- Working data

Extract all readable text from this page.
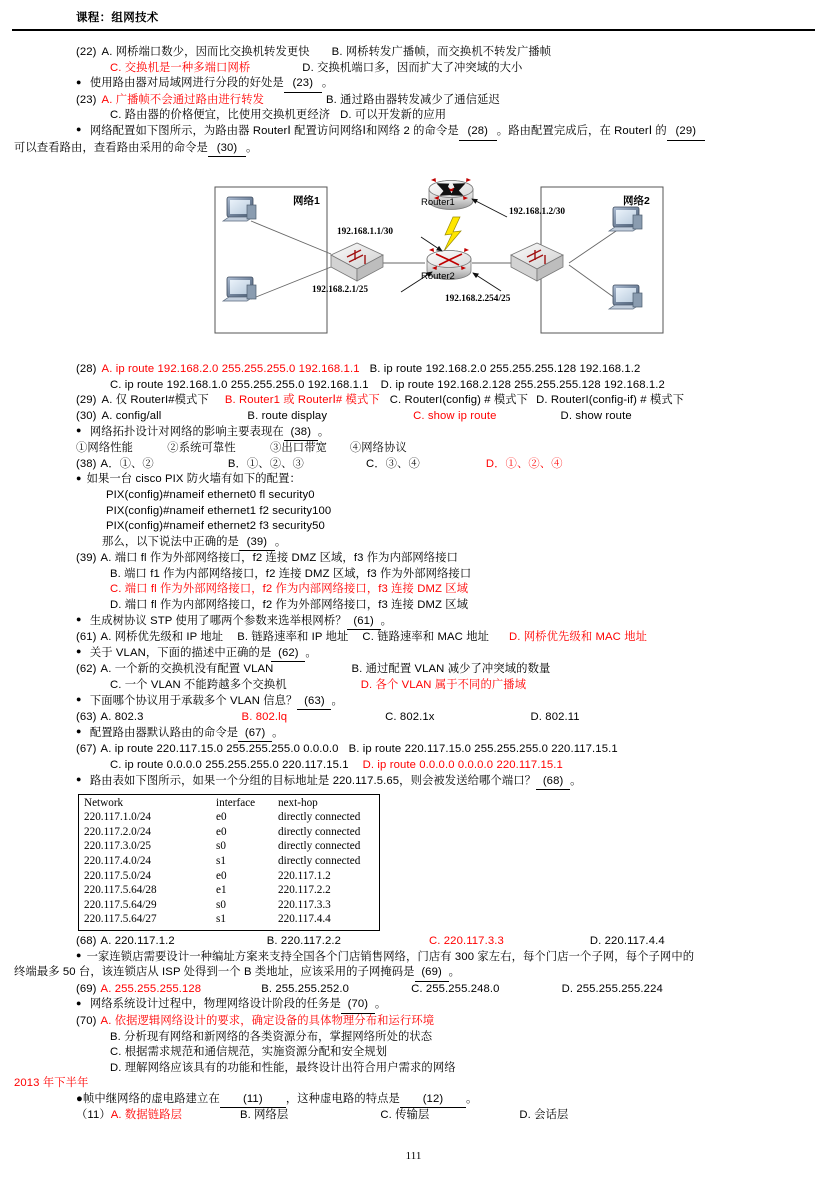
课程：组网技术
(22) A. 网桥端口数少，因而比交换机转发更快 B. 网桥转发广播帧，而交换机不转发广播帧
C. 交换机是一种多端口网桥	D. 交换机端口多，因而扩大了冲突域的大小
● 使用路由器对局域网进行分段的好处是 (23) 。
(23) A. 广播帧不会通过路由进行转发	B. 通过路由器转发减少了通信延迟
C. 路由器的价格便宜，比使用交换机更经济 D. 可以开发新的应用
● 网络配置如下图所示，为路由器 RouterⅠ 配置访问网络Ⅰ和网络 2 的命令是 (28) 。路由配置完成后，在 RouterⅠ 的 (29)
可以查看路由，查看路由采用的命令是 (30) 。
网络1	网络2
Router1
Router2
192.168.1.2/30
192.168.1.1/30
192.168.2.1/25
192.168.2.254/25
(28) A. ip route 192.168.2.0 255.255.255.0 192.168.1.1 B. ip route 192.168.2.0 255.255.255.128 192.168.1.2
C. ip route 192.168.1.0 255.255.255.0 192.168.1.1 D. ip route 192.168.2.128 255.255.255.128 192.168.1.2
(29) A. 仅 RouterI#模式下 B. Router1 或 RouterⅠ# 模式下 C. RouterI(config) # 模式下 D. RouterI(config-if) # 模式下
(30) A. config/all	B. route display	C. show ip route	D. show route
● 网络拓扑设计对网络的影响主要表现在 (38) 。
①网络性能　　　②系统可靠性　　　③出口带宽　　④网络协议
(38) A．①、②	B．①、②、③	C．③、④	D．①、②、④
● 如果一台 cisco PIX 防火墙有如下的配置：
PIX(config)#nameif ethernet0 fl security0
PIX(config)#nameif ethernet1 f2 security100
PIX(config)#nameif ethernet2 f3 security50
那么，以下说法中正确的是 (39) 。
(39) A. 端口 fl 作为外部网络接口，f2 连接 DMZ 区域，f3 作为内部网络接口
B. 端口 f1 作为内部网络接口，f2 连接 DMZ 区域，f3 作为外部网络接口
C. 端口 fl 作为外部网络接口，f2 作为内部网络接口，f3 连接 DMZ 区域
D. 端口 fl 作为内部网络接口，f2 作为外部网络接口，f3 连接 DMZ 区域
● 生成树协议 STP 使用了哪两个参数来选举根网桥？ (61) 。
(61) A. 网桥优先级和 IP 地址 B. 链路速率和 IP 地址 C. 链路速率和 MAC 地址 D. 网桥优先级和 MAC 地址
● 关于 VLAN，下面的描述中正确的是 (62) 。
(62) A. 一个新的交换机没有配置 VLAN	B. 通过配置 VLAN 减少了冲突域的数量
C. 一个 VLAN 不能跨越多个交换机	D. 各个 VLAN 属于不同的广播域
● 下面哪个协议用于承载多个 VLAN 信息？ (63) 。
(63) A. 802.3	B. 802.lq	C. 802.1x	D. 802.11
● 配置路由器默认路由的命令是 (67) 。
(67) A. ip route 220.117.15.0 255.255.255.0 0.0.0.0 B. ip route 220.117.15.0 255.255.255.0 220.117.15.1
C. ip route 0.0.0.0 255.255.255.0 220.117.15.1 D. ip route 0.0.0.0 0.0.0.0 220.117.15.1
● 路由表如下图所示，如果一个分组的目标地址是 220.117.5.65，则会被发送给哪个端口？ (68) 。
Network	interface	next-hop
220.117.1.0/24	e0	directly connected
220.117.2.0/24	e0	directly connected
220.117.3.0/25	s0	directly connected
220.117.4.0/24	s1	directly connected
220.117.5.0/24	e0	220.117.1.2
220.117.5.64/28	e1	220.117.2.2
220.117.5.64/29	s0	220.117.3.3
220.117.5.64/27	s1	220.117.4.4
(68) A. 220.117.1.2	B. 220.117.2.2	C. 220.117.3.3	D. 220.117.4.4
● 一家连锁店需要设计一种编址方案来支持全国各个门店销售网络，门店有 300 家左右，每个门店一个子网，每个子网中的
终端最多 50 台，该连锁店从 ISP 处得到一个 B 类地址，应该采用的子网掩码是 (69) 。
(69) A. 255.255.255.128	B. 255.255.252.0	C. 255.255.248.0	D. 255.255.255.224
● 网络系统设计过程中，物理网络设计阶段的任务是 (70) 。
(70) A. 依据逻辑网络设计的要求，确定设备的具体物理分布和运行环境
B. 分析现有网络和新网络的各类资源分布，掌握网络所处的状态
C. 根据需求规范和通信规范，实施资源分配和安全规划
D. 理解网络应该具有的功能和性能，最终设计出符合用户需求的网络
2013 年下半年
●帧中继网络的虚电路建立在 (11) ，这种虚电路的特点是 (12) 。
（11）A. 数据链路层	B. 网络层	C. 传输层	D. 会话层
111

* * *

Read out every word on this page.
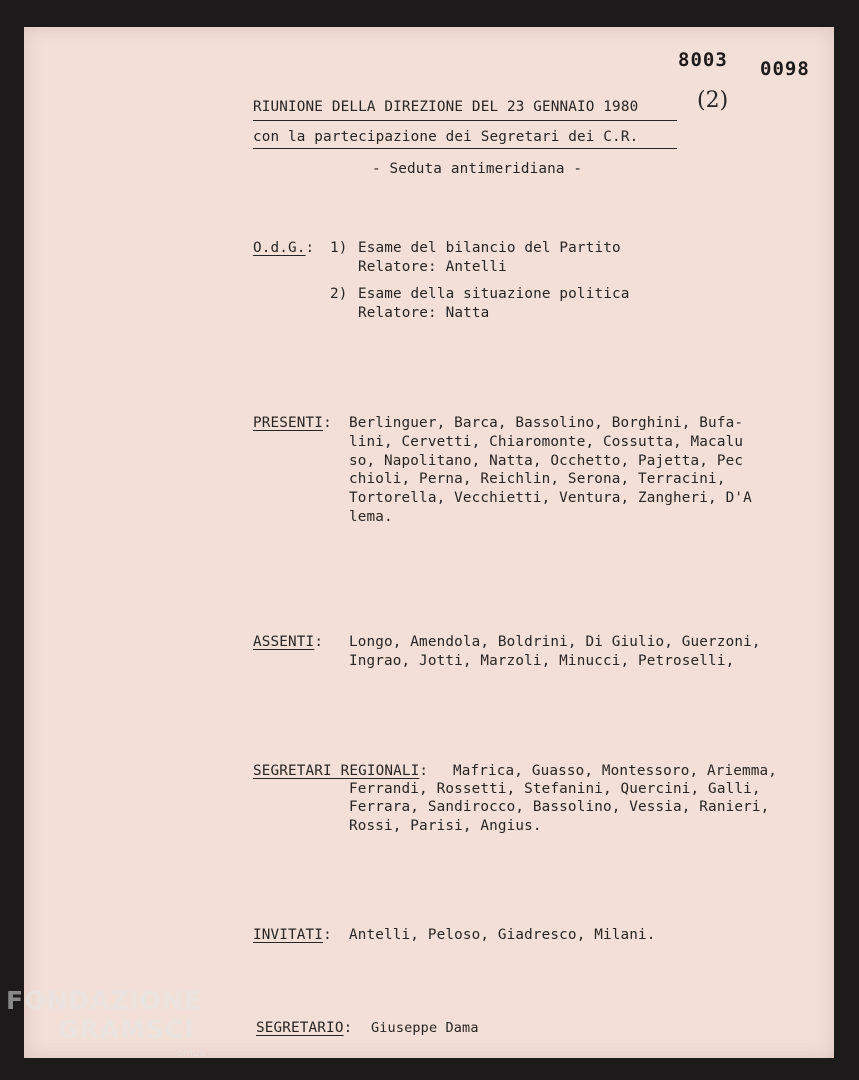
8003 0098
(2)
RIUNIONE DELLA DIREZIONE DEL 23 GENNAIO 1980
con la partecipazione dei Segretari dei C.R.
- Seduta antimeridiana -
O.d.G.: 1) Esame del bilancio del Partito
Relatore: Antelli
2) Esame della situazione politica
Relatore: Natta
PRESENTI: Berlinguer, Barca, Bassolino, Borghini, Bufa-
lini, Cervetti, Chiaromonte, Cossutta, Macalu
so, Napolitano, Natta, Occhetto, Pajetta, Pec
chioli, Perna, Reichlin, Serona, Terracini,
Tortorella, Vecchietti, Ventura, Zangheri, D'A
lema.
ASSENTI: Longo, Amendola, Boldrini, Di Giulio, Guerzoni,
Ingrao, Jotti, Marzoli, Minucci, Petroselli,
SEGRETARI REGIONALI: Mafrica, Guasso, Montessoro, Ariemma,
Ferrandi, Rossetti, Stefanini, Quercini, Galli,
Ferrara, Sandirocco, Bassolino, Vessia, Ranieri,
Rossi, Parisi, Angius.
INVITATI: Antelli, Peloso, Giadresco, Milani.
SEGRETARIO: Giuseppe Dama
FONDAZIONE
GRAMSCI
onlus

- Goal of the exercise
Across the entries, how many lines contain "Antelli"? Reply with the number only.

- Task response
2